# Start of PROVIDED MATERIAL

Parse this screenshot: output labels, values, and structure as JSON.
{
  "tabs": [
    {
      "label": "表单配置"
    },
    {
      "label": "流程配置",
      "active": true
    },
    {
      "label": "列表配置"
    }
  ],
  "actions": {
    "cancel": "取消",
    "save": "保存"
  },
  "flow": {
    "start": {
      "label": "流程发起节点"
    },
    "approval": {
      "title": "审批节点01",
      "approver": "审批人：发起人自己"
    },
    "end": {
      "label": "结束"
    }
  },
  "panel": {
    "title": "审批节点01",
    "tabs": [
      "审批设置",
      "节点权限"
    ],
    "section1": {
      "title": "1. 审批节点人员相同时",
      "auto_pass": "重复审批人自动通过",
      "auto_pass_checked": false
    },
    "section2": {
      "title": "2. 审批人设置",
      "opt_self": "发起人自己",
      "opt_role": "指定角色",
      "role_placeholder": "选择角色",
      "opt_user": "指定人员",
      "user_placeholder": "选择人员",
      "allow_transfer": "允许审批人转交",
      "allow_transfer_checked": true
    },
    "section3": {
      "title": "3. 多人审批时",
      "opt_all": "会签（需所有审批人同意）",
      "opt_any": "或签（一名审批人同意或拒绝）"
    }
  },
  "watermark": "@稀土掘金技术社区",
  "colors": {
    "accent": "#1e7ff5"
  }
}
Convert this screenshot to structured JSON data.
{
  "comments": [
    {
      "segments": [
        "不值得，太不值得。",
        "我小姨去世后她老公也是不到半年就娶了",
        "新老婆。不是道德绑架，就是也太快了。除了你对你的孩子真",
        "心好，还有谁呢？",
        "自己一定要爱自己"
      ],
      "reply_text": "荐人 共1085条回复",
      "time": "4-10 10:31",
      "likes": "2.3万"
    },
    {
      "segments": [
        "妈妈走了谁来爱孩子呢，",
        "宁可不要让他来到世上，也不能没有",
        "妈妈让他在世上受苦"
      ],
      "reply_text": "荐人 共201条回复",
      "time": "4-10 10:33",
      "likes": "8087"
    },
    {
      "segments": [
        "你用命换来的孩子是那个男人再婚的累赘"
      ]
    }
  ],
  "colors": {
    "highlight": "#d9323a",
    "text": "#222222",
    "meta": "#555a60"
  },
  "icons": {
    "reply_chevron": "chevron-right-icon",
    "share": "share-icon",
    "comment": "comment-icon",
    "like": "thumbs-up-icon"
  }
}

# End of PROVIDED MATERIAL

## TASK
Find each line holding "JSON". Copy it out.

## EXPECTED OUTPUT
Parse this screenshot: output labels, values, and structure as JSON.
Convert this screenshot to structured JSON data.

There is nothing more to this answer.